• _Aim_: Examine the records and identify each line that includes the string "subtitle". Copy those lines.

• _Stored rows_:
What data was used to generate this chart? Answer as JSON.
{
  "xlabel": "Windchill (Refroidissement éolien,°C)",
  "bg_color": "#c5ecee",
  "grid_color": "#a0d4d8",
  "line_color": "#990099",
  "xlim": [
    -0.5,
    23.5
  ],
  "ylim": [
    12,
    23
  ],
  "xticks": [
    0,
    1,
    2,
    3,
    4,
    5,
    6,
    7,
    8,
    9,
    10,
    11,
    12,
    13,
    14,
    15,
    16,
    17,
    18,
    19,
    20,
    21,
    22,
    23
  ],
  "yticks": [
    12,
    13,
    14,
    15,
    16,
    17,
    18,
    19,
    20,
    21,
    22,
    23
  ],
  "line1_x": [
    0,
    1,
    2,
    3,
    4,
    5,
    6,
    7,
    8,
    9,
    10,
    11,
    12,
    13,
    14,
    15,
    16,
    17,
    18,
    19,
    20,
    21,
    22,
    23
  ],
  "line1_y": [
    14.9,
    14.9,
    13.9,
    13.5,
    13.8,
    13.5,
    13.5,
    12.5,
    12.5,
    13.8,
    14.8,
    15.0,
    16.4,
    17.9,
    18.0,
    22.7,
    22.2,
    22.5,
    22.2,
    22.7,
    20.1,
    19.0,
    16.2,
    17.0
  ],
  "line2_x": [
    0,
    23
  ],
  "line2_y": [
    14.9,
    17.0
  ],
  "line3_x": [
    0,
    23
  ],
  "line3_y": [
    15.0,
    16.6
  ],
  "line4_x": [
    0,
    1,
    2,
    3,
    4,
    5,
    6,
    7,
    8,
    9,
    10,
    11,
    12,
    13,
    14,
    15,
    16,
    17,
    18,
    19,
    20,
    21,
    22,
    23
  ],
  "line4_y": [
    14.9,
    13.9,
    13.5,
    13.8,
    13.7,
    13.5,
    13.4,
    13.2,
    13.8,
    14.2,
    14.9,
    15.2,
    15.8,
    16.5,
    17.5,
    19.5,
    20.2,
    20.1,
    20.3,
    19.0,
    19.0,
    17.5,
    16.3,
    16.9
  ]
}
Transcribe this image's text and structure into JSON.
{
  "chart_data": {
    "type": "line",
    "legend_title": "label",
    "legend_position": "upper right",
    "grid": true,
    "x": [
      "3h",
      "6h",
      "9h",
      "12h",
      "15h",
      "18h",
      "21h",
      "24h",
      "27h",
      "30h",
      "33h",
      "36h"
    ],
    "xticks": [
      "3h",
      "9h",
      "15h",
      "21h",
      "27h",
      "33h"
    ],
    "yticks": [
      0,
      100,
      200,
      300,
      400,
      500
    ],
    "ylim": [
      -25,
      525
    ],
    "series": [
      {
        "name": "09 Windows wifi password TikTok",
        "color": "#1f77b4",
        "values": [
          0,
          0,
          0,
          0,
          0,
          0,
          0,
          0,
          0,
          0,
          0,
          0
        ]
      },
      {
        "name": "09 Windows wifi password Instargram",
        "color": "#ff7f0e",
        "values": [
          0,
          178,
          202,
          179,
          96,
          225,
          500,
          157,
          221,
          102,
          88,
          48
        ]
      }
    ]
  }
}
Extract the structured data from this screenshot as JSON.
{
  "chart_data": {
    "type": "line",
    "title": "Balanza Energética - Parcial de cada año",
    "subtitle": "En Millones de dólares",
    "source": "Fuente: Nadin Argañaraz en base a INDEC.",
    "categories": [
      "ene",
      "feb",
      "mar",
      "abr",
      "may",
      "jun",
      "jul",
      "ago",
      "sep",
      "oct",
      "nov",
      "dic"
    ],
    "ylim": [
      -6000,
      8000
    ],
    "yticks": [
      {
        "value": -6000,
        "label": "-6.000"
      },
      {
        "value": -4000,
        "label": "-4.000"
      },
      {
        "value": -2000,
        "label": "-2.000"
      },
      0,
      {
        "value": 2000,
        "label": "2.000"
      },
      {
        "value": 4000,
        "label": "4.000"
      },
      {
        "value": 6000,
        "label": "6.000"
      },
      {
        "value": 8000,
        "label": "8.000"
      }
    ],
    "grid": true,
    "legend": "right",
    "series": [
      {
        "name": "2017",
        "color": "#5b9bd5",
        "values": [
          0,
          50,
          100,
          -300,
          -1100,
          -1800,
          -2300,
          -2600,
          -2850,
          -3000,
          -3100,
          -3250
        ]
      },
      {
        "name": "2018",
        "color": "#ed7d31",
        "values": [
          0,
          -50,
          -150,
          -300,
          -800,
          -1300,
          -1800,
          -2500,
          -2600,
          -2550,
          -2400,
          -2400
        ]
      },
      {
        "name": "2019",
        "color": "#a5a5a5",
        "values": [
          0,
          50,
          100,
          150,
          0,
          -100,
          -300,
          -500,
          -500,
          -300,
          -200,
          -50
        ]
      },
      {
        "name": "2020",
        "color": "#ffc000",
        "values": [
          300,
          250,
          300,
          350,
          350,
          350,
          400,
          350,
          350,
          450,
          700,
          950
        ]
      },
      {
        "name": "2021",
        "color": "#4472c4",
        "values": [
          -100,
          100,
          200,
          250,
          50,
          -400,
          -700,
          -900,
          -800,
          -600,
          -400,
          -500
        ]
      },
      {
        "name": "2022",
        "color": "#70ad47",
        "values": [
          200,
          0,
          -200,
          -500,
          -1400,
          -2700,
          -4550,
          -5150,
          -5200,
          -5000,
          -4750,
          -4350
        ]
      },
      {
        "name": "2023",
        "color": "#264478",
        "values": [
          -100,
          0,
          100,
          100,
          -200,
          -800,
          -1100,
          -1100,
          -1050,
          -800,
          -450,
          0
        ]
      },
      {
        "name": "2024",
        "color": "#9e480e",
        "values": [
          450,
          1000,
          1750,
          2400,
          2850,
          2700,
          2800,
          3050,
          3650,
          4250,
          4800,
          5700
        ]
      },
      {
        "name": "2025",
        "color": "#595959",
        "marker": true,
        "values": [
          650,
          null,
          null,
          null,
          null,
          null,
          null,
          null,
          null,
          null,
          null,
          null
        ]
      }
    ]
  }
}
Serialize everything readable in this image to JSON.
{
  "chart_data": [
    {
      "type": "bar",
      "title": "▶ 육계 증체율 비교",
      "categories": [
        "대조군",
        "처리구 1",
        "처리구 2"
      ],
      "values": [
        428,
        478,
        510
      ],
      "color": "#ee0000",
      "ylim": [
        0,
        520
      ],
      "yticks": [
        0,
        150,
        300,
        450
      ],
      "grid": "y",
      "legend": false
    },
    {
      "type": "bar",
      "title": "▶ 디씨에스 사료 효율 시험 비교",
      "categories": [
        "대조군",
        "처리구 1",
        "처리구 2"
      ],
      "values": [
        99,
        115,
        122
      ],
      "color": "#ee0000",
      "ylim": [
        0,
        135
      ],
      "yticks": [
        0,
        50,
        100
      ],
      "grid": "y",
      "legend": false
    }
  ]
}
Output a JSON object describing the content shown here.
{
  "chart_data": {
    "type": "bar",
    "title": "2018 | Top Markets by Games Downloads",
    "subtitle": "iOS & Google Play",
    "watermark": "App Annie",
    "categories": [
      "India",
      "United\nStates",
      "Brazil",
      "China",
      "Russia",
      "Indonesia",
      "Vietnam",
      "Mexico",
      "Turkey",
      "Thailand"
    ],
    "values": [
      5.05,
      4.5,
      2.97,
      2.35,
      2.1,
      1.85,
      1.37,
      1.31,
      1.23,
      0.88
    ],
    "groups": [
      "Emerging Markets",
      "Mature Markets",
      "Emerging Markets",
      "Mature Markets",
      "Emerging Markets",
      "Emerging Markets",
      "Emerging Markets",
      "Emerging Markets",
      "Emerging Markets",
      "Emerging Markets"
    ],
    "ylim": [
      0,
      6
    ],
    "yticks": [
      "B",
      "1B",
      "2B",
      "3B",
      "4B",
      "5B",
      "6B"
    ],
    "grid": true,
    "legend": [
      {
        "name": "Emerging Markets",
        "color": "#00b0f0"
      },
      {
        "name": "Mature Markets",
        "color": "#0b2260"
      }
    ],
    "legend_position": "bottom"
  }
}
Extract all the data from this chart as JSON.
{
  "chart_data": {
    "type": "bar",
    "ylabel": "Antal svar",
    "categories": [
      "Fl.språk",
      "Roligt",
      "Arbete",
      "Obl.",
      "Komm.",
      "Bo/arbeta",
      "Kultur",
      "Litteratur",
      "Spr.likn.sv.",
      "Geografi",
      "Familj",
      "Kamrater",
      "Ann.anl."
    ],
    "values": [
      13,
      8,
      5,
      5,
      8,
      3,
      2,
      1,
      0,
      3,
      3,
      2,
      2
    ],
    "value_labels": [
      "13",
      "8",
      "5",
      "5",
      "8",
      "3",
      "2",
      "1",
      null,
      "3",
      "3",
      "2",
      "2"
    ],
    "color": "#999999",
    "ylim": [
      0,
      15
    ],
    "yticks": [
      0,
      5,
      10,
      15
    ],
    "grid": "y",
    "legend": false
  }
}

• _Response to this exercise_:
    "subtitle": "En Millones de dólares",
    "subtitle": "iOS & Google Play",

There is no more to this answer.